[What this task involves]: Determine the number of lines in the data below that hold "name"; give nothing but that number.

--

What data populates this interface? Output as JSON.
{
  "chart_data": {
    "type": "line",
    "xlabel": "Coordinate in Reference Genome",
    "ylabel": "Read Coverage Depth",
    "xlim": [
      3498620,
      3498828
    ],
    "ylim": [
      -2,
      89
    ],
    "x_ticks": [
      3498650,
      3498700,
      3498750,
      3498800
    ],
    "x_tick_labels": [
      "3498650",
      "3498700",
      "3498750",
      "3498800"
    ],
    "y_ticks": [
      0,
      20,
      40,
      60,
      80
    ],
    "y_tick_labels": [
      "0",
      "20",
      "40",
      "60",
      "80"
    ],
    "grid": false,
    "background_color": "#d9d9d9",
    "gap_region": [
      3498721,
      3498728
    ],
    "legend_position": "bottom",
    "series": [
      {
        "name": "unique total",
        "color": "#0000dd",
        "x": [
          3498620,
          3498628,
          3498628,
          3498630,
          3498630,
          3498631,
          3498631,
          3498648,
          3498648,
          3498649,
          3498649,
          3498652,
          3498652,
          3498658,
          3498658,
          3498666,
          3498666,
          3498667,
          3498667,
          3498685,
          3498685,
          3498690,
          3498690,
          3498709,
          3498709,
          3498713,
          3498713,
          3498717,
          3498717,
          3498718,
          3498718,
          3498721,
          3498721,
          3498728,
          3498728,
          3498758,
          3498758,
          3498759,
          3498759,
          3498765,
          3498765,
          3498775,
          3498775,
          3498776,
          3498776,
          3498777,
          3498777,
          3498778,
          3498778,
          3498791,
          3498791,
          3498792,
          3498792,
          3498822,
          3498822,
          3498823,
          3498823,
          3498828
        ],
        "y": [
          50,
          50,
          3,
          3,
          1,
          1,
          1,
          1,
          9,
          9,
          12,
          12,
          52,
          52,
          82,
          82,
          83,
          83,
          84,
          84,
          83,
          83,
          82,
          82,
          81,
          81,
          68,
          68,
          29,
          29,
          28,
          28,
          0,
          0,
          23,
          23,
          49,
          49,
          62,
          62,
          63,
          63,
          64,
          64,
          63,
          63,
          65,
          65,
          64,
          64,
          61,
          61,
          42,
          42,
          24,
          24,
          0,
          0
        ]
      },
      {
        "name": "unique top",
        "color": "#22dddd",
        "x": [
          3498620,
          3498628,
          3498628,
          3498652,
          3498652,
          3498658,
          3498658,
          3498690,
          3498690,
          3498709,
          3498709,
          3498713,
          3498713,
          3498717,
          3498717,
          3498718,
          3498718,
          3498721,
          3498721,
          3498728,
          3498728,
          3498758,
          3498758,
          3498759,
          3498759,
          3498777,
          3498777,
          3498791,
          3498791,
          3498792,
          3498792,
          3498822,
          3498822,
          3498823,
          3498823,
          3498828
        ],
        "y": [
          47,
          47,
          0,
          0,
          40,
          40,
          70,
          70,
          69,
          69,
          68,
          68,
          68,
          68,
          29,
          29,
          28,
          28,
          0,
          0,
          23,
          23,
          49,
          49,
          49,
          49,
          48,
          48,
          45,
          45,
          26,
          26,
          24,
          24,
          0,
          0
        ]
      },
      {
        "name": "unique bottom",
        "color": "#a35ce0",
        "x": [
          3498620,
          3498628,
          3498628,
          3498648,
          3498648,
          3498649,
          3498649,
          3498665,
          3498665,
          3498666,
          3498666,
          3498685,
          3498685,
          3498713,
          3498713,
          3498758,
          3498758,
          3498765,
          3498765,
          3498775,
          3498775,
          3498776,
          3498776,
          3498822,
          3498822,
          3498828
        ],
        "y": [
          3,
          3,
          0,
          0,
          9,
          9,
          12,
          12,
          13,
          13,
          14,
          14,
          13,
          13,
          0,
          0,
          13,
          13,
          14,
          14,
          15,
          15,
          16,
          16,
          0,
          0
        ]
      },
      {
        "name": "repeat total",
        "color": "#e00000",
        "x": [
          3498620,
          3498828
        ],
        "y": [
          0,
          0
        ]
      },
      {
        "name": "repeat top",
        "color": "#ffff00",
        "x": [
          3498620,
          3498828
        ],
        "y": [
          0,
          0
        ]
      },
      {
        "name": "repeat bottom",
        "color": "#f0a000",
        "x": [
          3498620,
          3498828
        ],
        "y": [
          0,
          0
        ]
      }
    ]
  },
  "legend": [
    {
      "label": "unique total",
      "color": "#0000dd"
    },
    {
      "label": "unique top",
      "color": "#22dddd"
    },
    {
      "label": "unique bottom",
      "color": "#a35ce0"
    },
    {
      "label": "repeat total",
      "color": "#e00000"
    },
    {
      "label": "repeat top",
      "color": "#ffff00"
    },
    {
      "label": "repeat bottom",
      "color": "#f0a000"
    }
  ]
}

--

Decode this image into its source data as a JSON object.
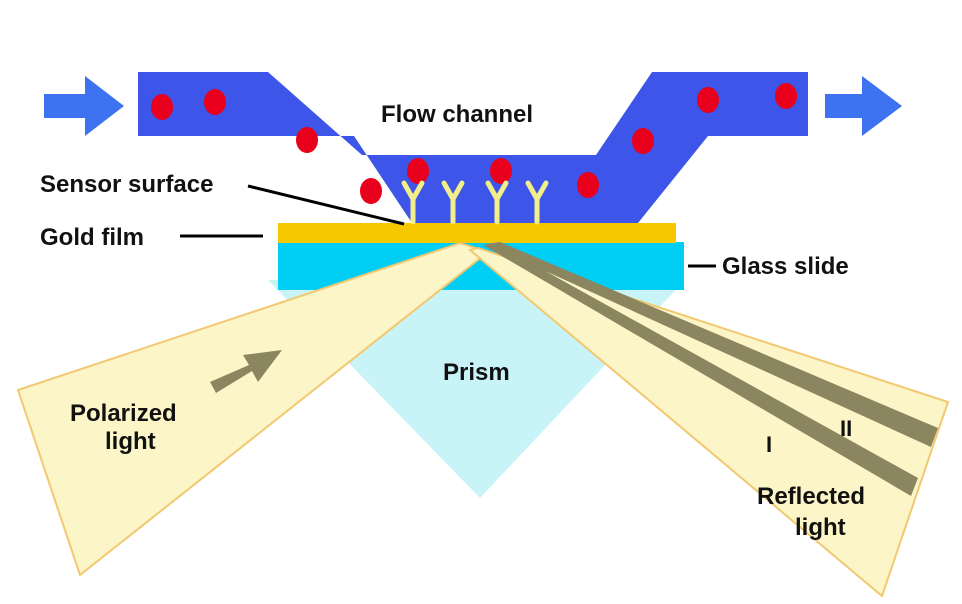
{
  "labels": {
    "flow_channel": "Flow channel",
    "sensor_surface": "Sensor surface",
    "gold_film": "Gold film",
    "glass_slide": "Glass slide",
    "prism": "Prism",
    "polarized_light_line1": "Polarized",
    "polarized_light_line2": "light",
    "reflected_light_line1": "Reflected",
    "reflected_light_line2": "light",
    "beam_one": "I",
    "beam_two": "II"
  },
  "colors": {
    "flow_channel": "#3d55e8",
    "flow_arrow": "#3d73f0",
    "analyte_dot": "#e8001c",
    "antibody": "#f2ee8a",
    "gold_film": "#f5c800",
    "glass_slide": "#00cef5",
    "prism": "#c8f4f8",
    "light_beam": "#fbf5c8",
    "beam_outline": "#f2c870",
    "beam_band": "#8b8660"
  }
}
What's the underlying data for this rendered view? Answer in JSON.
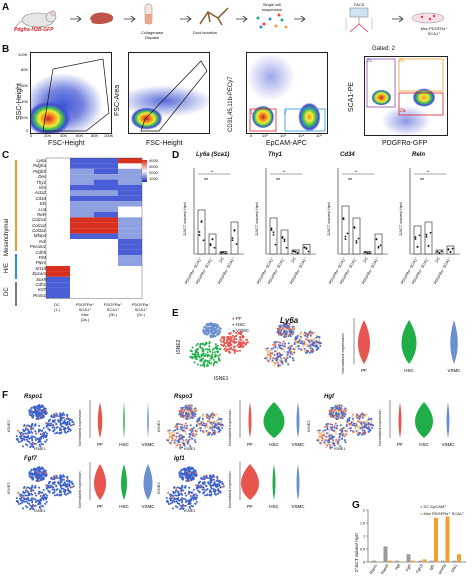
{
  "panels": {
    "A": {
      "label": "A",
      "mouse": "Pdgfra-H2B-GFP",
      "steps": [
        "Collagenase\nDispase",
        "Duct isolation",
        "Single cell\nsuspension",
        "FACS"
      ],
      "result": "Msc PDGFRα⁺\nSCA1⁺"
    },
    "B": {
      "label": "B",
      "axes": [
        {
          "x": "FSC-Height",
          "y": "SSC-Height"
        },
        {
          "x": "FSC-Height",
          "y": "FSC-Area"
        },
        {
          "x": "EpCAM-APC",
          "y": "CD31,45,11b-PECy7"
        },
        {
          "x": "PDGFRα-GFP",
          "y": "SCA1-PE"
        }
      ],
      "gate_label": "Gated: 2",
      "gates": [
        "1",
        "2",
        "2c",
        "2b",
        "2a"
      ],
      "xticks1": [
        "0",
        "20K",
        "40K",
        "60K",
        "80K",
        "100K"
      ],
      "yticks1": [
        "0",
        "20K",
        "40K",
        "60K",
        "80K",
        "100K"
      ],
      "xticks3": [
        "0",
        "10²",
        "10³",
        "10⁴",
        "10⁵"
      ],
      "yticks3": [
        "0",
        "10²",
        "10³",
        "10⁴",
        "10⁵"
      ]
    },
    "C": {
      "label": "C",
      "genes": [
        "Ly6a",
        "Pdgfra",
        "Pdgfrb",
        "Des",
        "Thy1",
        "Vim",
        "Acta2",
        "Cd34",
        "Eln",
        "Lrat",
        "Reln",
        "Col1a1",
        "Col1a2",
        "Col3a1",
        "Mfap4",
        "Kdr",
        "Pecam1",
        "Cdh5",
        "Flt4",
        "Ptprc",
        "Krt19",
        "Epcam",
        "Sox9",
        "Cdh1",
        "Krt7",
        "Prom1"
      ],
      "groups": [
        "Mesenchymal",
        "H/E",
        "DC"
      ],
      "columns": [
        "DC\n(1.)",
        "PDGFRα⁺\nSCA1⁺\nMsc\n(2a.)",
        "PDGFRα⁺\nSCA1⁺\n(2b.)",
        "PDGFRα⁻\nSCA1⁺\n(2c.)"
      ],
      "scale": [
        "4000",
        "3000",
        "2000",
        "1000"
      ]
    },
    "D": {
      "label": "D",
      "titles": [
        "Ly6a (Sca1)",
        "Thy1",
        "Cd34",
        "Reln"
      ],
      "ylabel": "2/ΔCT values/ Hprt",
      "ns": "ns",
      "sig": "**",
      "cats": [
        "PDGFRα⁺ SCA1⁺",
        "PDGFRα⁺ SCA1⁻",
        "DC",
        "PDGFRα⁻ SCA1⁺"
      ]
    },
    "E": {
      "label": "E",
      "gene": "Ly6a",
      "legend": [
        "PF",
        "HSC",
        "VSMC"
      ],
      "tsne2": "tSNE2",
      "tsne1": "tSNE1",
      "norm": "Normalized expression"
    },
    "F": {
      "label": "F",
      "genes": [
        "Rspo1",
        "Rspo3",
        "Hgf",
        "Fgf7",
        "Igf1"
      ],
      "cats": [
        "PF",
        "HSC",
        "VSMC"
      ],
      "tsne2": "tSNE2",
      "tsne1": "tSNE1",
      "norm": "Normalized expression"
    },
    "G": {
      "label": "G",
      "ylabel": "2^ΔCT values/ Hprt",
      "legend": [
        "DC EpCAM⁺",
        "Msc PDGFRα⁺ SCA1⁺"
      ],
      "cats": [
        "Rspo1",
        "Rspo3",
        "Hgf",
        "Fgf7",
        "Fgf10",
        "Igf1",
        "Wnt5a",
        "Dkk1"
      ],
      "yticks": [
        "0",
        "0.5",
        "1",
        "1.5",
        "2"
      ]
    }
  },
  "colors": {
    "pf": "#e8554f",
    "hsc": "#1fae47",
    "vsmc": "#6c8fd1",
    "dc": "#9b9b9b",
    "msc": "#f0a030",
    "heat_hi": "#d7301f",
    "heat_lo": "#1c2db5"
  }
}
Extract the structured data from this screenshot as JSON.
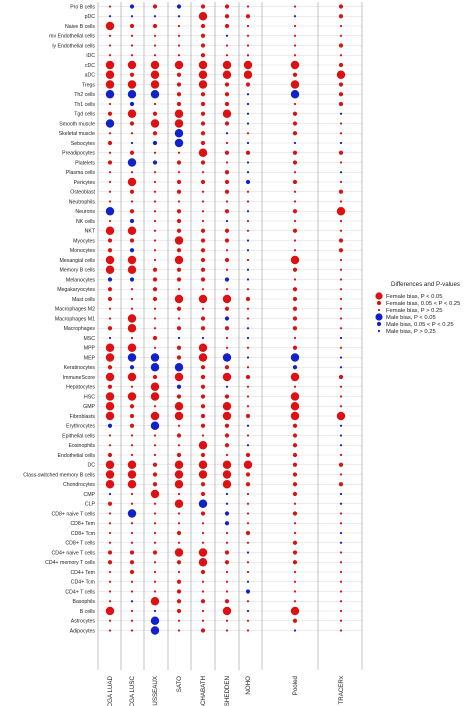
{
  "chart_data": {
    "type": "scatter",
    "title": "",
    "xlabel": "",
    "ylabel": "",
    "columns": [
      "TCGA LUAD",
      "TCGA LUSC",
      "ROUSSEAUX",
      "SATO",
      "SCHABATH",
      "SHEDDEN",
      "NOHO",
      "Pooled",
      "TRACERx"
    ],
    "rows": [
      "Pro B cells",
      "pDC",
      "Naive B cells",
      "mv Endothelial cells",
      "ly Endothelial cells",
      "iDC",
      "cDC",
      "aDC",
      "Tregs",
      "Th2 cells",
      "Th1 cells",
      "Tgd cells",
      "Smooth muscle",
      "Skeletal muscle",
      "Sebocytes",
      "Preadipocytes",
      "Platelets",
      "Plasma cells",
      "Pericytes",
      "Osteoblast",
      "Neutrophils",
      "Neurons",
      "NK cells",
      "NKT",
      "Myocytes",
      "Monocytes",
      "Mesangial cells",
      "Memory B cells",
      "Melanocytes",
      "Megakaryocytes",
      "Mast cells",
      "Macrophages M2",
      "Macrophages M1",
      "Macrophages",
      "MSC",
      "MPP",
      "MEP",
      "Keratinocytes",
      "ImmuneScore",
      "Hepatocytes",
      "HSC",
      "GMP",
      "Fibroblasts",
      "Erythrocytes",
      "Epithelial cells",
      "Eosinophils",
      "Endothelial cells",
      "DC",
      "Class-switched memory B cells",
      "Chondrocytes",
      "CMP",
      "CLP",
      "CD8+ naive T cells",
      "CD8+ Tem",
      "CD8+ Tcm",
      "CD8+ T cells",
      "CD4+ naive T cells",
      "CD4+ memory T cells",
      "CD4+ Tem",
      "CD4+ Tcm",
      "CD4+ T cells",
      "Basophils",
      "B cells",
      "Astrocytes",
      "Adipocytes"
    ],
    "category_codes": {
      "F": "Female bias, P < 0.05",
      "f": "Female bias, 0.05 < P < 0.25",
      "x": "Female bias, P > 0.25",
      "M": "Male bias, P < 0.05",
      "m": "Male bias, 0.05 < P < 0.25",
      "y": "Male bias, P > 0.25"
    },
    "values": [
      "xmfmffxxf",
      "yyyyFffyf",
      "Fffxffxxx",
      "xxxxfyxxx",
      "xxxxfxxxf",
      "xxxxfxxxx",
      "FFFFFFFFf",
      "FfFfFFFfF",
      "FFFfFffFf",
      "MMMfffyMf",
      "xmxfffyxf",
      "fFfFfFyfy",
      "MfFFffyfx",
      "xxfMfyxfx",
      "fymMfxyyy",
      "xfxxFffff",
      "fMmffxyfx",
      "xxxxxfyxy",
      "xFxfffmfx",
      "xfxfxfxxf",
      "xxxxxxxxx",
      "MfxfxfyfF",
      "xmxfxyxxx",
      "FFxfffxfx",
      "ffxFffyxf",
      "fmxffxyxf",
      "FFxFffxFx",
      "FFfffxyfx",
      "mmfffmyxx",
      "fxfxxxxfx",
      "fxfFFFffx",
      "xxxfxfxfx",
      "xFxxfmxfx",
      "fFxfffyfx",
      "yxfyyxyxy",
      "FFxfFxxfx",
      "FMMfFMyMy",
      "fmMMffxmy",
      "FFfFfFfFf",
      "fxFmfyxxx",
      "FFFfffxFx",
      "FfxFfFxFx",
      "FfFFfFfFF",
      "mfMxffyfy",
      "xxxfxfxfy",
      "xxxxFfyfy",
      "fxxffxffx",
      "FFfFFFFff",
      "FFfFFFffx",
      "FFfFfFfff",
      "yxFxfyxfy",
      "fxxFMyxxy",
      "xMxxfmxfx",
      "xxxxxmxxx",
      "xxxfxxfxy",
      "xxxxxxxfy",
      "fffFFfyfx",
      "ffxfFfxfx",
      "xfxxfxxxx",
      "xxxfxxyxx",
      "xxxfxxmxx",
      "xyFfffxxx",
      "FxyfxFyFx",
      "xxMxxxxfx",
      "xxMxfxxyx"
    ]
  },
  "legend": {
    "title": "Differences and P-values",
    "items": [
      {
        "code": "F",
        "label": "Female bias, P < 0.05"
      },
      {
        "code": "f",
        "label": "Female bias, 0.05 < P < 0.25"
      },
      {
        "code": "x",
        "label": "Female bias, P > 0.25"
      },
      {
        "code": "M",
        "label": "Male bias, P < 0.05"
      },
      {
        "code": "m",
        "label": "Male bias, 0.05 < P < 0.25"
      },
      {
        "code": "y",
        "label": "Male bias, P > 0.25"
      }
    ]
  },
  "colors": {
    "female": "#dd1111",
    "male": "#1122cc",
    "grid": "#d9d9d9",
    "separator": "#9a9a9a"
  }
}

--

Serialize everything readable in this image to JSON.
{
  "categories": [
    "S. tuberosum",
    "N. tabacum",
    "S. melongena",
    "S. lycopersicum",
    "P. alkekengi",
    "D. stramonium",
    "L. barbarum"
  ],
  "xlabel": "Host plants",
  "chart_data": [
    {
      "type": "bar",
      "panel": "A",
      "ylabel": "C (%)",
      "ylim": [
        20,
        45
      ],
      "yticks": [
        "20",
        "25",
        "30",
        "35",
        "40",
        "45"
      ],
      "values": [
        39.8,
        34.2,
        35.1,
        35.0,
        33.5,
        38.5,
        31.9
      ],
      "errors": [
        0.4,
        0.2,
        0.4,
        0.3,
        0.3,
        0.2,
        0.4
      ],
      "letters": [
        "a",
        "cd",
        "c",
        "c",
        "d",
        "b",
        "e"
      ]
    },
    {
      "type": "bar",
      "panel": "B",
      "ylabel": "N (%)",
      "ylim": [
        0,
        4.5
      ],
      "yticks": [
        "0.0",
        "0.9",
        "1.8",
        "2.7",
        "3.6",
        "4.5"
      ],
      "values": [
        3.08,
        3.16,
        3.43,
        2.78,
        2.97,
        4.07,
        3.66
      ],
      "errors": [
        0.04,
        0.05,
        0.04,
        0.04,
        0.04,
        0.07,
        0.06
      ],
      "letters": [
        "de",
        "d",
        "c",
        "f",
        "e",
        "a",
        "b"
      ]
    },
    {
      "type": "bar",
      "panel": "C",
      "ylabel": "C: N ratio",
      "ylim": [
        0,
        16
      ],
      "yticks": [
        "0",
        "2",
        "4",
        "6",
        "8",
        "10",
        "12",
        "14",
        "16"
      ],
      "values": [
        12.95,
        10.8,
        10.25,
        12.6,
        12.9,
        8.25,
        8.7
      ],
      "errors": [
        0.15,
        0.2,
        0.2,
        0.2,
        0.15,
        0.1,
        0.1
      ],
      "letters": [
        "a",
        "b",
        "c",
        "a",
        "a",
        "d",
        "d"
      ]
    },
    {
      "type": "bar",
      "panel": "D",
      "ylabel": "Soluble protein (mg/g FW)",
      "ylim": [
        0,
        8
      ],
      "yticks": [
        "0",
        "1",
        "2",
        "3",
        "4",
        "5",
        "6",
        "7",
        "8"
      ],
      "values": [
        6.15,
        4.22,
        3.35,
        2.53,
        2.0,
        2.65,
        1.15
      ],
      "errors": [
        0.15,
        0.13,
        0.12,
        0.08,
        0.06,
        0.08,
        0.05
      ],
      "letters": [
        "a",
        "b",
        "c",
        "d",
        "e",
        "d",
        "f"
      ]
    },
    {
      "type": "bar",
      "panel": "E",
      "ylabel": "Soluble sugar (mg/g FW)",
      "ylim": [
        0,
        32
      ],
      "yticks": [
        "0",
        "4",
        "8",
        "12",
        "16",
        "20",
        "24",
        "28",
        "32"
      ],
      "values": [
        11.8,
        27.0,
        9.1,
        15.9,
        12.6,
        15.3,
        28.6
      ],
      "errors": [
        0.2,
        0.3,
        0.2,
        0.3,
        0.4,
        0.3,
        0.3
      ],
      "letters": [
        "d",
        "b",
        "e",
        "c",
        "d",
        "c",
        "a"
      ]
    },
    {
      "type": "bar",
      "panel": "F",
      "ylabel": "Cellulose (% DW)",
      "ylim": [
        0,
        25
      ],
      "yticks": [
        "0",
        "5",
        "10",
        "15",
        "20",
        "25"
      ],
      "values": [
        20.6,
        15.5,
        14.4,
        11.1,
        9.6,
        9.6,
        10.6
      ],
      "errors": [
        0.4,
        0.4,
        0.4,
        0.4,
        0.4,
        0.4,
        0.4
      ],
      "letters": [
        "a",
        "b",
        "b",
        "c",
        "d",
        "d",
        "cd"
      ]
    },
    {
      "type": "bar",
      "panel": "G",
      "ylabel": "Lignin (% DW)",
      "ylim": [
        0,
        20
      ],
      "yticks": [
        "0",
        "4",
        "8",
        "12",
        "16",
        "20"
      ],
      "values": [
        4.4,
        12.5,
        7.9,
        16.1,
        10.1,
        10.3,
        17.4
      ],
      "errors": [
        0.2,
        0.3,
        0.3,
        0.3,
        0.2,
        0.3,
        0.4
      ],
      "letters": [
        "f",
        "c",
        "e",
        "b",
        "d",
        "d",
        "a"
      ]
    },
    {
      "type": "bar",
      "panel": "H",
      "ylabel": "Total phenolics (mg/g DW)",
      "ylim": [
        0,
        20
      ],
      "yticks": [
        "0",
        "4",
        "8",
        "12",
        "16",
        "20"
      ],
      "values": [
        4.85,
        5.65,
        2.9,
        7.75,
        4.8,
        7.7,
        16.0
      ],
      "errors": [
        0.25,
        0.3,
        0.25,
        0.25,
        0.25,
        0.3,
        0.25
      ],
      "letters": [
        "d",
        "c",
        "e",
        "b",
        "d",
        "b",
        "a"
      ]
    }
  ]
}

--

[Result of the exercise]: 6